### Work instructions:
Lines containing the word "中国银行等" are to be located and copied.

### Task material:
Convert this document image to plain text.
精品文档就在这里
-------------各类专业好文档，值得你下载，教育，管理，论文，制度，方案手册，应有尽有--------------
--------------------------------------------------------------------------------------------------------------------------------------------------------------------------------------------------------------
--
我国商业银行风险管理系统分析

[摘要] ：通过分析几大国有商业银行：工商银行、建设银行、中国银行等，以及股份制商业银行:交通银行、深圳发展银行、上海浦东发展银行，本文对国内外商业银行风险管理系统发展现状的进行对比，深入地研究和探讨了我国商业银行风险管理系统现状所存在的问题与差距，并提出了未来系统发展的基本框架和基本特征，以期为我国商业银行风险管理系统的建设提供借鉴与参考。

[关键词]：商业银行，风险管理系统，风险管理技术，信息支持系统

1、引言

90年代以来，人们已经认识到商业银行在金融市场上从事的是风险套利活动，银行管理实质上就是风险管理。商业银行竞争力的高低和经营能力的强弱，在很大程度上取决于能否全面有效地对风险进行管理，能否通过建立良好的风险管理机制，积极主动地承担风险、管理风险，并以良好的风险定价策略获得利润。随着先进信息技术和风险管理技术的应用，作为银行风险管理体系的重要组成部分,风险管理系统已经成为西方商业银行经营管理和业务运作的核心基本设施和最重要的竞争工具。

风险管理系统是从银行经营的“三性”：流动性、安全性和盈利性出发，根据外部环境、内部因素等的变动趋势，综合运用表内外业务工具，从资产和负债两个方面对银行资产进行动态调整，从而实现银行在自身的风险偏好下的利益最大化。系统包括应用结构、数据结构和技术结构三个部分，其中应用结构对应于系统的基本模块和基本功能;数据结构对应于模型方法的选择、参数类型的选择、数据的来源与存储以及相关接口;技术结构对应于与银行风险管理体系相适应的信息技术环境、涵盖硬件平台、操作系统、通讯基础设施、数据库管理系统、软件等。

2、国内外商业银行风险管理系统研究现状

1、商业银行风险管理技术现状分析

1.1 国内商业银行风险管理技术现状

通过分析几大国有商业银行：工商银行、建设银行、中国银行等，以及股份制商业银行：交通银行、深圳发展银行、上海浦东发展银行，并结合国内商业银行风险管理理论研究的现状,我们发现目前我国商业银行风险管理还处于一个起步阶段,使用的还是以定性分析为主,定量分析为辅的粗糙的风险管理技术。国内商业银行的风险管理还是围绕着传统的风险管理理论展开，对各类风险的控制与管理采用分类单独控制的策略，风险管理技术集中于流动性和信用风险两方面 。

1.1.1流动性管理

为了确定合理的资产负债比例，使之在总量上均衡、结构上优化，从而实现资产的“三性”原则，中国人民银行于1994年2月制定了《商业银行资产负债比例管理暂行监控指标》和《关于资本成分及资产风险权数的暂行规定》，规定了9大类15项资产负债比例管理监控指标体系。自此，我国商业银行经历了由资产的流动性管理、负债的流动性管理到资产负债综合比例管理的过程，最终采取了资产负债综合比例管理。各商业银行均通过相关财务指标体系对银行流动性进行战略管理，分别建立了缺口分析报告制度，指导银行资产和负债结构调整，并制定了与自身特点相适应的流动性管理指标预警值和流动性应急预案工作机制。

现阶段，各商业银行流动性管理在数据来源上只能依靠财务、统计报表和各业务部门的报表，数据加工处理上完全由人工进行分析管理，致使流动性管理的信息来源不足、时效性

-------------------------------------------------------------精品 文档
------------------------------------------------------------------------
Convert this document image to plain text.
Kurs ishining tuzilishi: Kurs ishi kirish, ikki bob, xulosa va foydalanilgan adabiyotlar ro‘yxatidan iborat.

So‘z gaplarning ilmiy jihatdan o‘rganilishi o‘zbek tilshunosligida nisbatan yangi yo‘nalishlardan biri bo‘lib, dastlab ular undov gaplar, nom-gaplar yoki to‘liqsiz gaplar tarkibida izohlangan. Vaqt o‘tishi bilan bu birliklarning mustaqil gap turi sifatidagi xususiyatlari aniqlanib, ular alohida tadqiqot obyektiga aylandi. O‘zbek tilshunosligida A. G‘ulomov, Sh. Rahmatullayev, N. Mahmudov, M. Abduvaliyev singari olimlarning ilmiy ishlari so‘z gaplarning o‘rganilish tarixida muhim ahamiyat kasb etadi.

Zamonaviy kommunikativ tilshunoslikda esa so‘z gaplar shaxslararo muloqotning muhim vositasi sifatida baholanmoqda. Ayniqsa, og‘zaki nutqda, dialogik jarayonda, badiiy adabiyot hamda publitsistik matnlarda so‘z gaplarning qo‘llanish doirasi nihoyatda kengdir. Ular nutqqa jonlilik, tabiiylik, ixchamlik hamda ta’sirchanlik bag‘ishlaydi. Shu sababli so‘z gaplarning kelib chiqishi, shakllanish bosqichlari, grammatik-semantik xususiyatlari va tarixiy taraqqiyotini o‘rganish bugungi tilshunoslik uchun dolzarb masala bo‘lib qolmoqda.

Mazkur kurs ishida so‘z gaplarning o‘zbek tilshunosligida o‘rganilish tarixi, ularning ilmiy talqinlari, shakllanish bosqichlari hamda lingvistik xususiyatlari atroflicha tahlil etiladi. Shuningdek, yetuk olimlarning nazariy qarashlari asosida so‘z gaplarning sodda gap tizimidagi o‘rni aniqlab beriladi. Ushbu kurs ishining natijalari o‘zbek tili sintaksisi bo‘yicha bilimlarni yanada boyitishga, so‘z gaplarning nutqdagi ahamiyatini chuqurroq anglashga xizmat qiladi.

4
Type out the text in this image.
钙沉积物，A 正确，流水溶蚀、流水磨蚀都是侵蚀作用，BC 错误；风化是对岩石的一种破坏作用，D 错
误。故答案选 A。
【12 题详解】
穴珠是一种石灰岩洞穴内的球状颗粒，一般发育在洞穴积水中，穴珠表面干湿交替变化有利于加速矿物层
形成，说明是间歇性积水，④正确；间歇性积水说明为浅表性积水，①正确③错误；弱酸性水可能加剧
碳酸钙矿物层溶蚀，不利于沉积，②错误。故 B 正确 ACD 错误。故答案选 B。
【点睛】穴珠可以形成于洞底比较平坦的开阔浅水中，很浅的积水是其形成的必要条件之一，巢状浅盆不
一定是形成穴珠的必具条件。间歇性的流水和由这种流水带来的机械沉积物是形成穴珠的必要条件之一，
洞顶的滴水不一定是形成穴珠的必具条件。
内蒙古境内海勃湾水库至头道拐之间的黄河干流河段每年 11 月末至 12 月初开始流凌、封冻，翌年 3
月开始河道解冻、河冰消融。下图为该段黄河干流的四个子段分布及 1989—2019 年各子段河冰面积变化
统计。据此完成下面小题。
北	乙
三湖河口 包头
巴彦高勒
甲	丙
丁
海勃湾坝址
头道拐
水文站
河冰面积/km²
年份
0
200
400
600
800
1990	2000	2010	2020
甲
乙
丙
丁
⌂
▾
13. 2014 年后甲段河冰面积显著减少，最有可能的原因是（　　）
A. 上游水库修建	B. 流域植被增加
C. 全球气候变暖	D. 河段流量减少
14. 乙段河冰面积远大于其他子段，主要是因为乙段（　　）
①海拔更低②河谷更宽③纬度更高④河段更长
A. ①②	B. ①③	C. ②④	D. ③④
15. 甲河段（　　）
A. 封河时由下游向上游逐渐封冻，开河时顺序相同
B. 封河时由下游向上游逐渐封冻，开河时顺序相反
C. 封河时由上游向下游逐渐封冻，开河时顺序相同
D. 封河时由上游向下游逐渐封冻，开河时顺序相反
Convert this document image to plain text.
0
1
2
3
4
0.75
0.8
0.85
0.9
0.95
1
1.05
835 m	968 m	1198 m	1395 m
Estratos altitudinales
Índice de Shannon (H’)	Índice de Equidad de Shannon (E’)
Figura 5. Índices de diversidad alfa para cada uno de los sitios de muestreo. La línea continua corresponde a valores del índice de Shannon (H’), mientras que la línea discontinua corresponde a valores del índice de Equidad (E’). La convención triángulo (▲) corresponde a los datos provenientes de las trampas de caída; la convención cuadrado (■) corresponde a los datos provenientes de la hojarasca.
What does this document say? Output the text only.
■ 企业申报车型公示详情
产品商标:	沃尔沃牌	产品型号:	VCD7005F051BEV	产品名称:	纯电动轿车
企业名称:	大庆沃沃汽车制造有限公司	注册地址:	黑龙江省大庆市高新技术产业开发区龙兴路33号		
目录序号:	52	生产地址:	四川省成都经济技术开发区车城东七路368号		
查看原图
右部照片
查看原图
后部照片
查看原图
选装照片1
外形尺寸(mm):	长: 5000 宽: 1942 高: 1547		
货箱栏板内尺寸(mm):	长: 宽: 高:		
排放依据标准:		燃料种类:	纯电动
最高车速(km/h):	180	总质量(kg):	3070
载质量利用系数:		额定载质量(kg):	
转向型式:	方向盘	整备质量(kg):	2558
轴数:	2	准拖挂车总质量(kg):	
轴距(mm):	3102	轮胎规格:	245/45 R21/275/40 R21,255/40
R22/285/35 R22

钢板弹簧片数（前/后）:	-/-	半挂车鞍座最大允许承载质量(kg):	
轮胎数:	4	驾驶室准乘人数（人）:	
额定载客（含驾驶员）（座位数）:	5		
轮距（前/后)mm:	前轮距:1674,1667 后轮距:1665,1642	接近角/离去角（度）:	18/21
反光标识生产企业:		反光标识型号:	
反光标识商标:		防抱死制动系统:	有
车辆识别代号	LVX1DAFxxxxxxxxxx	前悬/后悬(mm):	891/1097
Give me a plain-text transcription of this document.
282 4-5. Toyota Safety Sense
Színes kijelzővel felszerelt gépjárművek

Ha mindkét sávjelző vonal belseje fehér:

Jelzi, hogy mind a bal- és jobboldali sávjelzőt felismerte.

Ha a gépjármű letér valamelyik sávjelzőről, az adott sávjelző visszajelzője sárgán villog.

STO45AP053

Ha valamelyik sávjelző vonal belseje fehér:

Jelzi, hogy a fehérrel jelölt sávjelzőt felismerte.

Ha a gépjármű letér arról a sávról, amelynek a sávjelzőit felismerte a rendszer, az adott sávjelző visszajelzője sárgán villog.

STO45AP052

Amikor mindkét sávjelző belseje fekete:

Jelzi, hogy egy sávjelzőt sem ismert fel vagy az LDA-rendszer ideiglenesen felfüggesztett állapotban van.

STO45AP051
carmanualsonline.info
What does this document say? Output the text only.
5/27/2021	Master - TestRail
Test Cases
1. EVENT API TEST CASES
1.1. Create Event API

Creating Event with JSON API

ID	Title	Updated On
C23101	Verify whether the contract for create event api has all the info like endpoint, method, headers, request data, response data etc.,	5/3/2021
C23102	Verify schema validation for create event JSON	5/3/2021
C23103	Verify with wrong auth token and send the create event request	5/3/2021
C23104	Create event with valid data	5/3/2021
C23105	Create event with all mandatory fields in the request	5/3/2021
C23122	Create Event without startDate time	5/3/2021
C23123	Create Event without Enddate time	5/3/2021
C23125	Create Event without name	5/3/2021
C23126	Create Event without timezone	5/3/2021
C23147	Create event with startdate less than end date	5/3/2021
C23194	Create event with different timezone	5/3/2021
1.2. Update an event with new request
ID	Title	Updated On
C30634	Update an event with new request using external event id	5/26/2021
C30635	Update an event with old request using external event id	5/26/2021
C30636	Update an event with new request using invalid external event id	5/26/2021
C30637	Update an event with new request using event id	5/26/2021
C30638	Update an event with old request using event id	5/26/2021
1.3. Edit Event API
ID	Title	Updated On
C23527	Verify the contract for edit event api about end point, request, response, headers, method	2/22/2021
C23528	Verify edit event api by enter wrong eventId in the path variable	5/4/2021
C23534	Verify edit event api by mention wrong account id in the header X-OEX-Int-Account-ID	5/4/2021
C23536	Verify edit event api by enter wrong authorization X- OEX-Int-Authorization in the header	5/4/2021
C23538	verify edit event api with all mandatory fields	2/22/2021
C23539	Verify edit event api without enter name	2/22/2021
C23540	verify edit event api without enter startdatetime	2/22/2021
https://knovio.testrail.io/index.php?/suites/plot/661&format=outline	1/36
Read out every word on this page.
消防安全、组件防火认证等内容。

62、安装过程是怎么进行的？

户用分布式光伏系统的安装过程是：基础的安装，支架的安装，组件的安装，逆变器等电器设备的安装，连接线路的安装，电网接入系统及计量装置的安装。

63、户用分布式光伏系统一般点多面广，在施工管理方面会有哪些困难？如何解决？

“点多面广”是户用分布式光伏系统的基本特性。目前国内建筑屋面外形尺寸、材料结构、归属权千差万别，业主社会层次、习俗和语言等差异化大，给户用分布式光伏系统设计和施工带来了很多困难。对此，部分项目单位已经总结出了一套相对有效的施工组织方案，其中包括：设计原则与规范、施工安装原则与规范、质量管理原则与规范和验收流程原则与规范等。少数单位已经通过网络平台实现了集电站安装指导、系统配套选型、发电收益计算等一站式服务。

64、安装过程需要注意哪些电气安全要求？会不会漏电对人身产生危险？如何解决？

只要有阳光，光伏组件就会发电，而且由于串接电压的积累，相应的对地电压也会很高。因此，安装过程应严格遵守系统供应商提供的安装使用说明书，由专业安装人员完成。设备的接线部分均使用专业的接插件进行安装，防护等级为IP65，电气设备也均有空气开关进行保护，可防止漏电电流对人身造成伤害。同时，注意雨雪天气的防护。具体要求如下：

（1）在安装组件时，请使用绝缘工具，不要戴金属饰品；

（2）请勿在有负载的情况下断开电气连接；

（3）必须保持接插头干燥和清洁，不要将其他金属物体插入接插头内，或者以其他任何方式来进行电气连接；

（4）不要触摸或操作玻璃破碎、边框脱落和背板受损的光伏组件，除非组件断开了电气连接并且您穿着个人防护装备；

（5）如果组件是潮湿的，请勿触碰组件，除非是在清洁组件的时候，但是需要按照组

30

### Result of this exercise:
[摘要] ：通过分析几大国有商业银行：工商银行、建设银行、中国银行等，以及股份制商业银行:交通银行、深圳发展银行、上海浦东发展银行，本文对国内外商业银行风险管理系统发展现状的进行对比，深入地研究和探讨了我国商业银行风险管理系统现状所存在的问题与差距，并提出了未来系统发展的基本框架和基本特征，以期为我国商业银行风险管理系统的建设提供借鉴与参考。
通过分析几大国有商业银行：工商银行、建设银行、中国银行等，以及股份制商业银行：交通银行、深圳发展银行、上海浦东发展银行，并结合国内商业银行风险管理理论研究的现状,我们发现目前我国商业银行风险管理还处于一个起步阶段,使用的还是以定性分析为主,定量分析为辅的粗糙的风险管理技术。国内商业银行的风险管理还是围绕着传统的风险管理理论展开，对各类风险的控制与管理采用分类单独控制的策略，风险管理技术集中于流动性和信用风险两方面 。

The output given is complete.